Written instruction: Find the string "intention" and gather every line that holds it.

Supplied data:
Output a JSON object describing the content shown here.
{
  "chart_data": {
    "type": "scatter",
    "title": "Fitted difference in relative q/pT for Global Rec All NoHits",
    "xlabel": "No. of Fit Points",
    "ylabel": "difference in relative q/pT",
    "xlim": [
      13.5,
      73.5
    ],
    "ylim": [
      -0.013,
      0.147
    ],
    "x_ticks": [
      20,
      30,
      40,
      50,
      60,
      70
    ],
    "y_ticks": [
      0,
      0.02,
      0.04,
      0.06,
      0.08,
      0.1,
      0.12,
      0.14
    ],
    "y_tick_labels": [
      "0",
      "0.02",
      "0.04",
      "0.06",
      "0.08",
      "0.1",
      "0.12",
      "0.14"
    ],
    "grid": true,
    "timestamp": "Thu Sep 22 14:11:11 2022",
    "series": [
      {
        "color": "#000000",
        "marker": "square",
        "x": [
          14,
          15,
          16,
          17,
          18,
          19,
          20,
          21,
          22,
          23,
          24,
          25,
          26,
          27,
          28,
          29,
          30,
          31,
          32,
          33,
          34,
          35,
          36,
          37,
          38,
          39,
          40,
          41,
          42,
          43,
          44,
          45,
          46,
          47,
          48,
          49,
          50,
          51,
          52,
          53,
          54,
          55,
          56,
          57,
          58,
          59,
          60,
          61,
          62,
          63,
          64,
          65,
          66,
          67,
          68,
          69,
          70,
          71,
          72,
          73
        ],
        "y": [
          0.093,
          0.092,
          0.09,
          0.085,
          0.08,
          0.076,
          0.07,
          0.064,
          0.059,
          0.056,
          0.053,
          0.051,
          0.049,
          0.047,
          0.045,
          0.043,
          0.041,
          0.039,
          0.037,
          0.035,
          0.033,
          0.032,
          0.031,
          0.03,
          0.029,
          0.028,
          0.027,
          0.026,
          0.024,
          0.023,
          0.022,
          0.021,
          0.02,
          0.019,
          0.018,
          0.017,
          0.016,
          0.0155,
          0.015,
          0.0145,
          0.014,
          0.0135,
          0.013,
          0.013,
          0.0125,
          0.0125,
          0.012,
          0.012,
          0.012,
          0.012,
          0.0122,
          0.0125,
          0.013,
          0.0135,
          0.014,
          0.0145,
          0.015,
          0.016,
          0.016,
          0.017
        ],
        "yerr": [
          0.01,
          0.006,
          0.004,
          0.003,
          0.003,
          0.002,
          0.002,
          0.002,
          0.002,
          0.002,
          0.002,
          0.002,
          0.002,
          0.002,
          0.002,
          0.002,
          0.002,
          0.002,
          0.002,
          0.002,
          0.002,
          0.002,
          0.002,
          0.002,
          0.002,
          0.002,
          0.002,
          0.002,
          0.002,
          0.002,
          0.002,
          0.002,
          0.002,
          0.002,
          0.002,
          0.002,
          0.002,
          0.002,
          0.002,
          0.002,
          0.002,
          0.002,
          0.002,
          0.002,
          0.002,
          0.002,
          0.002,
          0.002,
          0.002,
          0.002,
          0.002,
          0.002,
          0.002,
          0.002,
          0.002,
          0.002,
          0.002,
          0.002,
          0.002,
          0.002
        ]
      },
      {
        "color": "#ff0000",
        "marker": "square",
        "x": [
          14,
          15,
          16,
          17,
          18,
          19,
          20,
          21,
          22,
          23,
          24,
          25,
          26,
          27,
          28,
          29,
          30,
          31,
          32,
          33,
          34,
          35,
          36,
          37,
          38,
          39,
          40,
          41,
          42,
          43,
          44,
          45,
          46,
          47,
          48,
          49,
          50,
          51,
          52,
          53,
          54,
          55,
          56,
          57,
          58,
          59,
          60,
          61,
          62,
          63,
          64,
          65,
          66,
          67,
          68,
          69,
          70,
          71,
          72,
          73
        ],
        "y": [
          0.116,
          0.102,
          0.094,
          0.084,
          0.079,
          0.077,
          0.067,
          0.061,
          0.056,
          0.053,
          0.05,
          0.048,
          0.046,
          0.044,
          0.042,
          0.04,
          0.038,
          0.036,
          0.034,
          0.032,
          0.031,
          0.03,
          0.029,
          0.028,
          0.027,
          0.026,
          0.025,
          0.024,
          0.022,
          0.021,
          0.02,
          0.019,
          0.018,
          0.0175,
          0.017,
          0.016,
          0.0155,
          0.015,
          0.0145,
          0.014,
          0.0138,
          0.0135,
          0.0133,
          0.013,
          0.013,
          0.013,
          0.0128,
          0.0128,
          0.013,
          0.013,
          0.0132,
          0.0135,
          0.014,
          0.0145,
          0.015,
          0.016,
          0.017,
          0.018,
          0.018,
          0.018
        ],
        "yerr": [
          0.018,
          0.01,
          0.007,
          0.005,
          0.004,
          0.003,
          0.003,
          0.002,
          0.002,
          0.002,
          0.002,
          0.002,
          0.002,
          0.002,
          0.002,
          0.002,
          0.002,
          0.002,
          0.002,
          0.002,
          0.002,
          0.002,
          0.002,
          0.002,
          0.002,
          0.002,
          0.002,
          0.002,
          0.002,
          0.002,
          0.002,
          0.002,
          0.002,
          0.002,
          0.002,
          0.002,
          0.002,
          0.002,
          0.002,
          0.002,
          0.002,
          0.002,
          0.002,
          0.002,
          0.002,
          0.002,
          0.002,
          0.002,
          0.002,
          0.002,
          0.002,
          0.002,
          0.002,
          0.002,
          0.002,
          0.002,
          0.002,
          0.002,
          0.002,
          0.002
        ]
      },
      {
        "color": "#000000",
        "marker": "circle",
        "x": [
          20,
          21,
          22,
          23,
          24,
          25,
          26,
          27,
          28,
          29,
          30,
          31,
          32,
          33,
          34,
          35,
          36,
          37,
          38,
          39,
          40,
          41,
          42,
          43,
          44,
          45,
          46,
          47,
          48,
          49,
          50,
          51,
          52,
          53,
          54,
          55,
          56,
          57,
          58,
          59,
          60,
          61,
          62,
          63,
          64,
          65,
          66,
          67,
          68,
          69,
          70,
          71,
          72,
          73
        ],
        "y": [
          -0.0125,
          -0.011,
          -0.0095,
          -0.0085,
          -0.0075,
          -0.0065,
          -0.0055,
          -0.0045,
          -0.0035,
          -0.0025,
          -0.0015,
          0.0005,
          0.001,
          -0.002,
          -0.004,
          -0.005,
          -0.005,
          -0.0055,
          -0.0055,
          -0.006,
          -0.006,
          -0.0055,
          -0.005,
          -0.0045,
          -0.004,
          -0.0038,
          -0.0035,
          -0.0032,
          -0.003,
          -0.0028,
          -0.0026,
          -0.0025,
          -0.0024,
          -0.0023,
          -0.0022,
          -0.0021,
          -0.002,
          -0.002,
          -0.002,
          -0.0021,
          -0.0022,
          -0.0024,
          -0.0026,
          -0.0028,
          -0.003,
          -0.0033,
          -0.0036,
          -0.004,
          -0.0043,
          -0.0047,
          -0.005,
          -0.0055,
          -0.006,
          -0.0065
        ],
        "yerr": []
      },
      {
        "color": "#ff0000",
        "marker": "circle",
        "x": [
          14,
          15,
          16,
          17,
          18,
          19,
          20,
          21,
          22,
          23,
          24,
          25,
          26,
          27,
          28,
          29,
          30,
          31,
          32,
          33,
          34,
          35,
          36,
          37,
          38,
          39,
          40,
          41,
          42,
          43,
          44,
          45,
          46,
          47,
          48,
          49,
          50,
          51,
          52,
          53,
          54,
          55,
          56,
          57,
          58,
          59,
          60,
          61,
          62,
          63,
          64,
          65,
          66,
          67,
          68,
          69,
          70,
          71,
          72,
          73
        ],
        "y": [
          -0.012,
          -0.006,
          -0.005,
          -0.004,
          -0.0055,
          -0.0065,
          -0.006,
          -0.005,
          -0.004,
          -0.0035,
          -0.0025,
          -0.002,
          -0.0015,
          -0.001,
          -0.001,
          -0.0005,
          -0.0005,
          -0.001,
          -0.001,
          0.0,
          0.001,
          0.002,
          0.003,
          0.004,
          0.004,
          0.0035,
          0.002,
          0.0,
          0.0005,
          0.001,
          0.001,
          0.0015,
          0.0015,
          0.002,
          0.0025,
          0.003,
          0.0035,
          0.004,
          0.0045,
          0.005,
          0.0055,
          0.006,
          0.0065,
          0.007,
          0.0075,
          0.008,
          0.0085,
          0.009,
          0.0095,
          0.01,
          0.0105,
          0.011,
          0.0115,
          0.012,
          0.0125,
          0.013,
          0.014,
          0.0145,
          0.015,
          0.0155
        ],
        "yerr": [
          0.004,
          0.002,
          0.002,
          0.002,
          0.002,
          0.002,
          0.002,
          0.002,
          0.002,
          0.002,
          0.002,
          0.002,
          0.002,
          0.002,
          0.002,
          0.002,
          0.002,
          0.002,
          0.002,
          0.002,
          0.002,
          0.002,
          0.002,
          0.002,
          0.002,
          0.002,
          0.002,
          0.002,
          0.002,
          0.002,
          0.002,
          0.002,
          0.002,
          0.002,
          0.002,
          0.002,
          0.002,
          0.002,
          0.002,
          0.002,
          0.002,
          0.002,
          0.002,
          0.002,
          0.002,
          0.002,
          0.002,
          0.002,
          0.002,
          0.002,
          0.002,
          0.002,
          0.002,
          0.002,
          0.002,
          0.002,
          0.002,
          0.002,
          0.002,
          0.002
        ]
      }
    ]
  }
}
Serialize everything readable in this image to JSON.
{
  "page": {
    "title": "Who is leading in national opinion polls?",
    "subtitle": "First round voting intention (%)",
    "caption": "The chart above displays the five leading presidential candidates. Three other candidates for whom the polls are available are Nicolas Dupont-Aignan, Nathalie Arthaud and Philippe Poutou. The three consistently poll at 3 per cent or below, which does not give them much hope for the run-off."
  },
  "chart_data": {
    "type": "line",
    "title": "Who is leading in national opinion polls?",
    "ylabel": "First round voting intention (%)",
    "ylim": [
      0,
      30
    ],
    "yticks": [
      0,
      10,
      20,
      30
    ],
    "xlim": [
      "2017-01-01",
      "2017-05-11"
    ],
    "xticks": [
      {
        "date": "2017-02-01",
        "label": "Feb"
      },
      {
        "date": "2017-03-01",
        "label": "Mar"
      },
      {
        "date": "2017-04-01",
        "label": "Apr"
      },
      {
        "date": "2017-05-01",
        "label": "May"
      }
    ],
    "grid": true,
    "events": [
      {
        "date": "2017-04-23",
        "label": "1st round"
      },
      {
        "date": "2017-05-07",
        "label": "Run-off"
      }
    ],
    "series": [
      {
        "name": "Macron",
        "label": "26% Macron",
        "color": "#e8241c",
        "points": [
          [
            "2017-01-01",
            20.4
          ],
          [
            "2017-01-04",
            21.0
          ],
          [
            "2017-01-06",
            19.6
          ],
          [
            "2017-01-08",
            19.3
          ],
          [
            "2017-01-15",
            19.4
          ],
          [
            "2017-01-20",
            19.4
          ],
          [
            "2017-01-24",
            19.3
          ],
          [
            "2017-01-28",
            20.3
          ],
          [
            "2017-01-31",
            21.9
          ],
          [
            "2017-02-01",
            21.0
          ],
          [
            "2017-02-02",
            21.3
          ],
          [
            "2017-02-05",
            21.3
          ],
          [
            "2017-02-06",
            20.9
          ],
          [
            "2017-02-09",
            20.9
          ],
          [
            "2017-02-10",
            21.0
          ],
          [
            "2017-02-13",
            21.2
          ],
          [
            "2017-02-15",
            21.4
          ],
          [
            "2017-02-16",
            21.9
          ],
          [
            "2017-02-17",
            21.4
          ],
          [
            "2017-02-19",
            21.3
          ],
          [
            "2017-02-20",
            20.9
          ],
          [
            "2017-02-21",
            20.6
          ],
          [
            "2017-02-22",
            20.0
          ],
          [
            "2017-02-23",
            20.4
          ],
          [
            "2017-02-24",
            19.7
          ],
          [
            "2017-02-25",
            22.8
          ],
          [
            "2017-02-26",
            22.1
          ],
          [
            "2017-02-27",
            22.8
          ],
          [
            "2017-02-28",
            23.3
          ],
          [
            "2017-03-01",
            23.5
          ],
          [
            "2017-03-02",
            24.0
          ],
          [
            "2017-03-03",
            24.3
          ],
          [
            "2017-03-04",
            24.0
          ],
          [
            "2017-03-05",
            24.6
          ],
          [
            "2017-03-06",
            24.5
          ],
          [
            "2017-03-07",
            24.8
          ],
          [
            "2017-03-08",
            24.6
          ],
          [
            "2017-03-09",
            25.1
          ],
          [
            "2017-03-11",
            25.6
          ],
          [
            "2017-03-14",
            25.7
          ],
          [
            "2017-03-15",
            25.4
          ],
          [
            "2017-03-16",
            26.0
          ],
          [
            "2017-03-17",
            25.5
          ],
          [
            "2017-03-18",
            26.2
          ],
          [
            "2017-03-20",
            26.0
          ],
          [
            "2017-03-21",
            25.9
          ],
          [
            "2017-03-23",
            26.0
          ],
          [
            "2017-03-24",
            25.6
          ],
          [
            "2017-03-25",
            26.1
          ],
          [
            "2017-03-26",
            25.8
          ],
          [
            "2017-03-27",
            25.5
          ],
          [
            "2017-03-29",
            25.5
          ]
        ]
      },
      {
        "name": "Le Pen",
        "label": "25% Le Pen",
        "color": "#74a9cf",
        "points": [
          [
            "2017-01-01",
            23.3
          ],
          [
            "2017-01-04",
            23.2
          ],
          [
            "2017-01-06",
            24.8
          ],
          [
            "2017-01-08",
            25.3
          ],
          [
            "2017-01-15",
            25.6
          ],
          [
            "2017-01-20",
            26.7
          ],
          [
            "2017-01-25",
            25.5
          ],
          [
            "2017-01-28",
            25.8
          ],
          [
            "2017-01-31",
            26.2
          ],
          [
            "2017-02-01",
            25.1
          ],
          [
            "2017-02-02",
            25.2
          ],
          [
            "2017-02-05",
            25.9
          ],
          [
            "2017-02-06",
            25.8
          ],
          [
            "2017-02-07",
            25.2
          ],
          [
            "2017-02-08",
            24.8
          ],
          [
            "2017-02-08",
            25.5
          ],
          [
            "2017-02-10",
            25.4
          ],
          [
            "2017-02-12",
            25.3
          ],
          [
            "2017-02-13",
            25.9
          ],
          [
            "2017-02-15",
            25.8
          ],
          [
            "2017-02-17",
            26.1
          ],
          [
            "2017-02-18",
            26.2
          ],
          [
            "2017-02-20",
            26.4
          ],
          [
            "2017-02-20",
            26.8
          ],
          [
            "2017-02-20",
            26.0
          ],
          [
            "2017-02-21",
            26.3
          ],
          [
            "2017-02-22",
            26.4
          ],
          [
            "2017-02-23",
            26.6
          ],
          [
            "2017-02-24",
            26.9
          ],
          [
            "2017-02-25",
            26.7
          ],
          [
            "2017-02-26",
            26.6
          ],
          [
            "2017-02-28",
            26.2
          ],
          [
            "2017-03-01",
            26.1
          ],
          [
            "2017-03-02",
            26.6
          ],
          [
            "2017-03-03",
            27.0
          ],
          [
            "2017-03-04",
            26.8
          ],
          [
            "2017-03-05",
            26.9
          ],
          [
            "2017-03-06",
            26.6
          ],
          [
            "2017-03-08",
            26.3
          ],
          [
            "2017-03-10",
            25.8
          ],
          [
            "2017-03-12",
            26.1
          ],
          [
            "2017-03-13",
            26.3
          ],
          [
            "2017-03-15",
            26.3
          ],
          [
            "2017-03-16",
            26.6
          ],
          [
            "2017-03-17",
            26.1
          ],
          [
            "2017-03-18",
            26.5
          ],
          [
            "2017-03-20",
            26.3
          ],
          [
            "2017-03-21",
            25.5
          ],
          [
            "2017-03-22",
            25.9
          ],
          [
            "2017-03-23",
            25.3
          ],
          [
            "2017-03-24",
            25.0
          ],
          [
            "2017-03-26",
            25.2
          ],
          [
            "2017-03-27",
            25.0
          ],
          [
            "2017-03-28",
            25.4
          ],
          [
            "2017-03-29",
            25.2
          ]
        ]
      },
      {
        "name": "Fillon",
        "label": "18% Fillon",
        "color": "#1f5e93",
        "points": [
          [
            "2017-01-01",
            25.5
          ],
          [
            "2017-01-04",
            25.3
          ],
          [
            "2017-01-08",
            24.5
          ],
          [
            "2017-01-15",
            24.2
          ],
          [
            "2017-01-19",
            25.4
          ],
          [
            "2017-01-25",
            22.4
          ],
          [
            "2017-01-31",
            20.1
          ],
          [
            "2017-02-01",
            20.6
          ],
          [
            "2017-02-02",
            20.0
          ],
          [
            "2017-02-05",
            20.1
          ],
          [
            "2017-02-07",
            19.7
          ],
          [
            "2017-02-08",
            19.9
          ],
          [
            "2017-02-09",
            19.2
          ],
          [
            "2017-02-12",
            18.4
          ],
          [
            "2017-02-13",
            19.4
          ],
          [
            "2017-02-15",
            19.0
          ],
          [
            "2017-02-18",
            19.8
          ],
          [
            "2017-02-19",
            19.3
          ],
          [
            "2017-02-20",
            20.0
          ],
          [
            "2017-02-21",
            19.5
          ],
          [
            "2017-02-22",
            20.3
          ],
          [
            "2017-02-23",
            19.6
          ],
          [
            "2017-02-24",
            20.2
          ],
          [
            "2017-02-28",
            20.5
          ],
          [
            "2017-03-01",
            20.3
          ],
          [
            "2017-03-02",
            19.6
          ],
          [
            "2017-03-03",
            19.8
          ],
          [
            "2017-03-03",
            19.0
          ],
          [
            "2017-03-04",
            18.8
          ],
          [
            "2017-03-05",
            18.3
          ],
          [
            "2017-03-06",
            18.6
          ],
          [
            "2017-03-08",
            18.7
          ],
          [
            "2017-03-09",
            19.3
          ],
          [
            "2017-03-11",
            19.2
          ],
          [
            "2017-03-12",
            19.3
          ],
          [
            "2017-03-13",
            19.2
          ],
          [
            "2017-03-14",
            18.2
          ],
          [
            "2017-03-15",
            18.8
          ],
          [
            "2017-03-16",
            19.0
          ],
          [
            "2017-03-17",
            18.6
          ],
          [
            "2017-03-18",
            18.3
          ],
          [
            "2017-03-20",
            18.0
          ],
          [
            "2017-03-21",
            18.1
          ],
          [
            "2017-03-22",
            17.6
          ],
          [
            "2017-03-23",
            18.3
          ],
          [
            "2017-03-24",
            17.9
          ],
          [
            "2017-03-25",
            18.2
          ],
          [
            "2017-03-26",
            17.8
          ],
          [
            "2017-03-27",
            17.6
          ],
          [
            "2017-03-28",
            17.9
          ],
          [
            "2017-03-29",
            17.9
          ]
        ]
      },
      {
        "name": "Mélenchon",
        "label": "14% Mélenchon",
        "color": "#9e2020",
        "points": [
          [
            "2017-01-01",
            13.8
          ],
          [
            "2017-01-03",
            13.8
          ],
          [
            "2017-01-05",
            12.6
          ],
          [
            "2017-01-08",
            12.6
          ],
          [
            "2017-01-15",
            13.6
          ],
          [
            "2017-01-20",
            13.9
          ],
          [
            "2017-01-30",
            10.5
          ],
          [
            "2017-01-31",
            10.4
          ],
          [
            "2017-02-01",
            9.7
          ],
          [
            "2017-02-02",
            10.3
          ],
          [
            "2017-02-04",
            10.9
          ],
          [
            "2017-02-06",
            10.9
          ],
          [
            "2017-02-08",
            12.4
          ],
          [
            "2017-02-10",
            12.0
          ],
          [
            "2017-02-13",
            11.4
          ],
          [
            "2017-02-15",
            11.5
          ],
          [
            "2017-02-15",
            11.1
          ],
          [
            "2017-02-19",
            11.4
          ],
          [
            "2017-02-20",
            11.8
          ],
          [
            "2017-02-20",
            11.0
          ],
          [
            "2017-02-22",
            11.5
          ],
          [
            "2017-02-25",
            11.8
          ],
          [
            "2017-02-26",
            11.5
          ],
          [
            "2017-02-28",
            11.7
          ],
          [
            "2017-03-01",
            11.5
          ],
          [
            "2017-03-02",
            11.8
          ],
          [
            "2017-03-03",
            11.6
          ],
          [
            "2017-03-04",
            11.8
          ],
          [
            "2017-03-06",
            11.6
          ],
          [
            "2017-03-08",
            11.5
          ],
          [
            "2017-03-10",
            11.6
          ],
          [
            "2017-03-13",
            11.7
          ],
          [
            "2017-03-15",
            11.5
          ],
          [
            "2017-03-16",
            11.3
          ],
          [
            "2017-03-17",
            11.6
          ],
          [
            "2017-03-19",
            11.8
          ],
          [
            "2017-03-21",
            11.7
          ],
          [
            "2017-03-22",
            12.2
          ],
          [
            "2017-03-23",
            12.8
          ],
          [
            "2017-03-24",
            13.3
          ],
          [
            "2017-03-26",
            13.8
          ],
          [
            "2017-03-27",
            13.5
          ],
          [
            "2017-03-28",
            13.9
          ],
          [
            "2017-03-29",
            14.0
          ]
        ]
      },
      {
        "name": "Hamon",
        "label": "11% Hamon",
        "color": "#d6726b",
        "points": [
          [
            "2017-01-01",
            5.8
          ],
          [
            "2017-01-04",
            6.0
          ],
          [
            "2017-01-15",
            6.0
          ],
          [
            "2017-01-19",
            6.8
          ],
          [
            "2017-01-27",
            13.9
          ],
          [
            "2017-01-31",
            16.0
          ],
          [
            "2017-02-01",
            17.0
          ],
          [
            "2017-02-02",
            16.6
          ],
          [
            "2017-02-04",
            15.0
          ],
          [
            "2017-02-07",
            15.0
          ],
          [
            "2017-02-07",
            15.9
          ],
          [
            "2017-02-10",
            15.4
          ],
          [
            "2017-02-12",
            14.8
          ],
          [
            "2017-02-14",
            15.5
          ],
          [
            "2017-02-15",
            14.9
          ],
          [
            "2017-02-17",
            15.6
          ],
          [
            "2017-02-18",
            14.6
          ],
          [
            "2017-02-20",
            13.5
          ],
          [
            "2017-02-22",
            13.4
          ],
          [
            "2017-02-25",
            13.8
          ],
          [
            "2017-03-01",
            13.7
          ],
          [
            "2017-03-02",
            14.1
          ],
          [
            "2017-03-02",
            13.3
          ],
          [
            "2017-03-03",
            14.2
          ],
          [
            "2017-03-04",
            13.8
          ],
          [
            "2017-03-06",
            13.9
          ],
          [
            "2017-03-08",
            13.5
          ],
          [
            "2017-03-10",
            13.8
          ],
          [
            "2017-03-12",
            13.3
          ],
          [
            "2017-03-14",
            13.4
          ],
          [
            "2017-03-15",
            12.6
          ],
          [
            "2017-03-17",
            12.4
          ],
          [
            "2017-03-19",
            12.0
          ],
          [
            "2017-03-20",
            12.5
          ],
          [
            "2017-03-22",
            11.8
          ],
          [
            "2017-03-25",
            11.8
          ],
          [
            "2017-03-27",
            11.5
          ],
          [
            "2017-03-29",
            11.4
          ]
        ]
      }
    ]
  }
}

Full answer:
    "subtitle": "First round voting intention (%)",
    "ylabel": "First round voting intention (%)",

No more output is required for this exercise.